__Short problem__
Restate the entries below word for word, omitting nothing.

━━━━━ Provided data ━━━━━

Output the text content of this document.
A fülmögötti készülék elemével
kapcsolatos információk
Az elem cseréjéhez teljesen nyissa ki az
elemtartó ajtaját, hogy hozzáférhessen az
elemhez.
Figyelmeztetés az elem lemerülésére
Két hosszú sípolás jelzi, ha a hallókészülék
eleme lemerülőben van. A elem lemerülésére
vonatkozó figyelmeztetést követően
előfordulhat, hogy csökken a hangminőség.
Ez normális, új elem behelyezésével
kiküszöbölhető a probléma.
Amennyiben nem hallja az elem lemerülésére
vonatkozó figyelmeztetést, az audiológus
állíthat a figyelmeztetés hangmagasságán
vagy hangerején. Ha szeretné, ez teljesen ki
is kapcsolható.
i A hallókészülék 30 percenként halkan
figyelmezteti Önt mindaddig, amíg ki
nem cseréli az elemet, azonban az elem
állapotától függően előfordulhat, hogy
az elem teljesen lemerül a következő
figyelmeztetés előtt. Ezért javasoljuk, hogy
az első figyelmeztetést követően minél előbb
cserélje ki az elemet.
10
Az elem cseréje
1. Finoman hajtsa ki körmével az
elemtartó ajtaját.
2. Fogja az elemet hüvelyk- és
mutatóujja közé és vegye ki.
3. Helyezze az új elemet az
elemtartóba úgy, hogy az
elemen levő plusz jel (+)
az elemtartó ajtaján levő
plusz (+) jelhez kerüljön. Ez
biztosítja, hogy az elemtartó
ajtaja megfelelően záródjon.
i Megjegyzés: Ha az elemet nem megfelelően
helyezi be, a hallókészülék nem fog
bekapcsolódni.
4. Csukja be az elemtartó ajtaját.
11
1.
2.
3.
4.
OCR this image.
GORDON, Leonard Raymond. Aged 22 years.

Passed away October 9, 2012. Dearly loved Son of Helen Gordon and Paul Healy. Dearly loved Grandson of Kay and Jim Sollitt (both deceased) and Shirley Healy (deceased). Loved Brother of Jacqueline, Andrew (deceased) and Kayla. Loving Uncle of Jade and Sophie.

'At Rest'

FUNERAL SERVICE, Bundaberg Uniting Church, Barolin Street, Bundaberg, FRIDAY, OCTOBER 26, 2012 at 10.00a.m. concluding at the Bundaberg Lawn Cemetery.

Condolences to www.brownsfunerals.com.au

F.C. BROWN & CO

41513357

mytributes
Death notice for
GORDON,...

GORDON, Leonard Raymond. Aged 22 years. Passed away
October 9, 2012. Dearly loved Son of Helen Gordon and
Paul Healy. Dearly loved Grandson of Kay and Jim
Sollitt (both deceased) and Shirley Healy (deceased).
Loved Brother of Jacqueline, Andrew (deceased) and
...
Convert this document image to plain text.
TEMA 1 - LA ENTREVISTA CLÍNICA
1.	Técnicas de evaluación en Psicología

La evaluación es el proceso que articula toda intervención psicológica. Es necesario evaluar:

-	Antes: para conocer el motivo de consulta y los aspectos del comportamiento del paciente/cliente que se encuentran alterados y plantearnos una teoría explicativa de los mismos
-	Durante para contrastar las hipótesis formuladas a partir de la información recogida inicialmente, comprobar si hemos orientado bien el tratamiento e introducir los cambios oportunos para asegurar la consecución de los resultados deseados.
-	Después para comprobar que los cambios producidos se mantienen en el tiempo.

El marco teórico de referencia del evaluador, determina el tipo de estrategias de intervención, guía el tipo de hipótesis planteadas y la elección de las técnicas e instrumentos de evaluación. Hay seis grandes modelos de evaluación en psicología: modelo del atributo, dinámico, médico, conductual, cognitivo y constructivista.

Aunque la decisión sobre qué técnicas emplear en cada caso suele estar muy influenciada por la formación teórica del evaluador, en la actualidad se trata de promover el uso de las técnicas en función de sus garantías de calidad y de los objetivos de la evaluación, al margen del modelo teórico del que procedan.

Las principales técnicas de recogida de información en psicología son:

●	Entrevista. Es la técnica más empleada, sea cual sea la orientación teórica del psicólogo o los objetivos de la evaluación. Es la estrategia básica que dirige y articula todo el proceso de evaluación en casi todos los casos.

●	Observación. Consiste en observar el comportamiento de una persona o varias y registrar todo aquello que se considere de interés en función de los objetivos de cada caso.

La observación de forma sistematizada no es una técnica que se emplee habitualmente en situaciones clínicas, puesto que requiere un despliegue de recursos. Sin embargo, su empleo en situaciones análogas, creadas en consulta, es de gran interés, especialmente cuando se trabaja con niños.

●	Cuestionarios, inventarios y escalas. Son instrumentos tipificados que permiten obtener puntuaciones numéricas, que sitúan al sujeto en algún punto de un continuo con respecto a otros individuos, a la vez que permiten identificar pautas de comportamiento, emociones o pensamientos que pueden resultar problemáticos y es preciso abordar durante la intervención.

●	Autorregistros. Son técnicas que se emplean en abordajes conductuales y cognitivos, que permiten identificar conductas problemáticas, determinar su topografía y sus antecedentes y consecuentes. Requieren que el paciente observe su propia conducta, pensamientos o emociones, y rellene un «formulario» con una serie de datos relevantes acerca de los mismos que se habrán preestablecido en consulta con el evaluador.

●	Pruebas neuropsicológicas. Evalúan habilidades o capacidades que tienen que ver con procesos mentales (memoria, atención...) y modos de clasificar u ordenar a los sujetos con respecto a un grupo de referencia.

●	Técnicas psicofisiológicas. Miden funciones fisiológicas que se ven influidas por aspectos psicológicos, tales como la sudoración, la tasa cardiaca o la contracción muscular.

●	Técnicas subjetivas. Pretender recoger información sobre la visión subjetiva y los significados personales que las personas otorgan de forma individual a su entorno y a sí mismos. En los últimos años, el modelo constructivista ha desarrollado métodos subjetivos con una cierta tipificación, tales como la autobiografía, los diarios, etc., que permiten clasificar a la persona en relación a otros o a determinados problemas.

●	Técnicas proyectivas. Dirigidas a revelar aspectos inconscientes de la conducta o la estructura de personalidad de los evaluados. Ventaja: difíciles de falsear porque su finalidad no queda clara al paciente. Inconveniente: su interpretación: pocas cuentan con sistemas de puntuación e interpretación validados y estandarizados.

━━━━━

__Answer below__
Output the text content of this document.
A fülmögötti készülék elemével
kapcsolatos információk
Az elem cseréjéhez teljesen nyissa ki az
elemtartó ajtaját, hogy hozzáférhessen az
elemhez.
Figyelmeztetés az elem lemerülésére
Két hosszú sípolás jelzi, ha a hallókészülék
eleme lemerülőben van. A elem lemerülésére
vonatkozó figyelmeztetést követően
előfordulhat, hogy csökken a hangminőség.
Ez normális, új elem behelyezésével
kiküszöbölhető a probléma.
Amennyiben nem hallja az elem lemerülésére
vonatkozó figyelmeztetést, az audiológus
állíthat a figyelmeztetés hangmagasságán
vagy hangerején. Ha szeretné, ez teljesen ki
is kapcsolható.
i A hallókészülék 30 percenként halkan
figyelmezteti Önt mindaddig, amíg ki
nem cseréli az elemet, azonban az elem
állapotától függően előfordulhat, hogy
az elem teljesen lemerül a következő
figyelmeztetés előtt. Ezért javasoljuk, hogy
az első figyelmeztetést követően minél előbb
cserélje ki az elemet.
10
Az elem cseréje
1. Finoman hajtsa ki körmével az
elemtartó ajtaját.
2. Fogja az elemet hüvelyk- és
mutatóujja közé és vegye ki.
3. Helyezze az új elemet az
elemtartóba úgy, hogy az
elemen levő plusz jel (+)
az elemtartó ajtaján levő
plusz (+) jelhez kerüljön. Ez
biztosítja, hogy az elemtartó
ajtaja megfelelően záródjon.
i Megjegyzés: Ha az elemet nem megfelelően
helyezi be, a hallókészülék nem fog
bekapcsolódni.
4. Csukja be az elemtartó ajtaját.
11
1.
2.
3.
4.
OCR this image.
GORDON, Leonard Raymond. Aged 22 years.

Passed away October 9, 2012. Dearly loved Son of Helen Gordon and Paul Healy. Dearly loved Grandson of Kay and Jim Sollitt (both deceased) and Shirley Healy (deceased). Loved Brother of Jacqueline, Andrew (deceased) and Kayla. Loving Uncle of Jade and Sophie.

'At Rest'

FUNERAL SERVICE, Bundaberg Uniting Church, Barolin Street, Bundaberg, FRIDAY, OCTOBER 26, 2012 at 10.00a.m. concluding at the Bundaberg Lawn Cemetery.

Condolences to www.brownsfunerals.com.au

F.C. BROWN & CO

41513357

mytributes
Death notice for
GORDON,...

GORDON, Leonard Raymond. Aged 22 years. Passed away
October 9, 2012. Dearly loved Son of Helen Gordon and
Paul Healy. Dearly loved Grandson of Kay and Jim
Sollitt (both deceased) and Shirley Healy (deceased).
Loved Brother of Jacqueline, Andrew (deceased) and
...
Convert this document image to plain text.
TEMA 1 - LA ENTREVISTA CLÍNICA
1.	Técnicas de evaluación en Psicología

La evaluación es el proceso que articula toda intervención psicológica. Es necesario evaluar:

-	Antes: para conocer el motivo de consulta y los aspectos del comportamiento del paciente/cliente que se encuentran alterados y plantearnos una teoría explicativa de los mismos
-	Durante para contrastar las hipótesis formuladas a partir de la información recogida inicialmente, comprobar si hemos orientado bien el tratamiento e introducir los cambios oportunos para asegurar la consecución de los resultados deseados.
-	Después para comprobar que los cambios producidos se mantienen en el tiempo.

El marco teórico de referencia del evaluador, determina el tipo de estrategias de intervención, guía el tipo de hipótesis planteadas y la elección de las técnicas e instrumentos de evaluación. Hay seis grandes modelos de evaluación en psicología: modelo del atributo, dinámico, médico, conductual, cognitivo y constructivista.

Aunque la decisión sobre qué técnicas emplear en cada caso suele estar muy influenciada por la formación teórica del evaluador, en la actualidad se trata de promover el uso de las técnicas en función de sus garantías de calidad y de los objetivos de la evaluación, al margen del modelo teórico del que procedan.

Las principales técnicas de recogida de información en psicología son:

●	Entrevista. Es la técnica más empleada, sea cual sea la orientación teórica del psicólogo o los objetivos de la evaluación. Es la estrategia básica que dirige y articula todo el proceso de evaluación en casi todos los casos.

●	Observación. Consiste en observar el comportamiento de una persona o varias y registrar todo aquello que se considere de interés en función de los objetivos de cada caso.

La observación de forma sistematizada no es una técnica que se emplee habitualmente en situaciones clínicas, puesto que requiere un despliegue de recursos. Sin embargo, su empleo en situaciones análogas, creadas en consulta, es de gran interés, especialmente cuando se trabaja con niños.

●	Cuestionarios, inventarios y escalas. Son instrumentos tipificados que permiten obtener puntuaciones numéricas, que sitúan al sujeto en algún punto de un continuo con respecto a otros individuos, a la vez que permiten identificar pautas de comportamiento, emociones o pensamientos que pueden resultar problemáticos y es preciso abordar durante la intervención.

●	Autorregistros. Son técnicas que se emplean en abordajes conductuales y cognitivos, que permiten identificar conductas problemáticas, determinar su topografía y sus antecedentes y consecuentes. Requieren que el paciente observe su propia conducta, pensamientos o emociones, y rellene un «formulario» con una serie de datos relevantes acerca de los mismos que se habrán preestablecido en consulta con el evaluador.

●	Pruebas neuropsicológicas. Evalúan habilidades o capacidades que tienen que ver con procesos mentales (memoria, atención...) y modos de clasificar u ordenar a los sujetos con respecto a un grupo de referencia.

●	Técnicas psicofisiológicas. Miden funciones fisiológicas que se ven influidas por aspectos psicológicos, tales como la sudoración, la tasa cardiaca o la contracción muscular.

●	Técnicas subjetivas. Pretender recoger información sobre la visión subjetiva y los significados personales que las personas otorgan de forma individual a su entorno y a sí mismos. En los últimos años, el modelo constructivista ha desarrollado métodos subjetivos con una cierta tipificación, tales como la autobiografía, los diarios, etc., que permiten clasificar a la persona en relación a otros o a determinados problemas.

●	Técnicas proyectivas. Dirigidas a revelar aspectos inconscientes de la conducta o la estructura de personalidad de los evaluados. Ventaja: difíciles de falsear porque su finalidad no queda clara al paciente. Inconveniente: su interpretación: pocas cuentan con sistemas de puntuación e interpretación validados y estandarizados.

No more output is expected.